## SET EXERCISE
Reproduce the records below in their entirety, character for character.

## MATERIAL SHOWN
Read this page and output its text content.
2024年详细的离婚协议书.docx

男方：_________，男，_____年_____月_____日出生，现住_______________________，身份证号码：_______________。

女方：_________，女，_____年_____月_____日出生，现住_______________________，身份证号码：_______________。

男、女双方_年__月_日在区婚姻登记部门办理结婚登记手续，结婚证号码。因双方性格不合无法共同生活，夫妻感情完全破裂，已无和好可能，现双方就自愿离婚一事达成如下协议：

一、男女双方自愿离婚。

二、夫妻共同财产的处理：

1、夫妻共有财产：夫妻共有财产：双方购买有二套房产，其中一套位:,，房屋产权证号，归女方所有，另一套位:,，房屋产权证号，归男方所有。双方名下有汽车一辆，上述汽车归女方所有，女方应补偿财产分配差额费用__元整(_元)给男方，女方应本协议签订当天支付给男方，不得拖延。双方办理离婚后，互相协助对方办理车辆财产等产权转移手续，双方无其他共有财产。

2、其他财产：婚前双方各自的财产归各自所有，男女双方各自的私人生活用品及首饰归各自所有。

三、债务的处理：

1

## THE ANSWER
Read this page and output its text content.
2024年详细的离婚协议书.docx

男方：_________，男，_____年_____月_____日出生，现住_______________________，身份证号码：_______________。

女方：_________，女，_____年_____月_____日出生，现住_______________________，身份证号码：_______________。

男、女双方_年__月_日在区婚姻登记部门办理结婚登记手续，结婚证号码。因双方性格不合无法共同生活，夫妻感情完全破裂，已无和好可能，现双方就自愿离婚一事达成如下协议：

一、男女双方自愿离婚。

二、夫妻共同财产的处理：

1、夫妻共有财产：夫妻共有财产：双方购买有二套房产，其中一套位:,，房屋产权证号，归女方所有，另一套位:,，房屋产权证号，归男方所有。双方名下有汽车一辆，上述汽车归女方所有，女方应补偿财产分配差额费用__元整(_元)给男方，女方应本协议签订当天支付给男方，不得拖延。双方办理离婚后，互相协助对方办理车辆财产等产权转移手续，双方无其他共有财产。

2、其他财产：婚前双方各自的财产归各自所有，男女双方各自的私人生活用品及首饰归各自所有。

三、债务的处理：

1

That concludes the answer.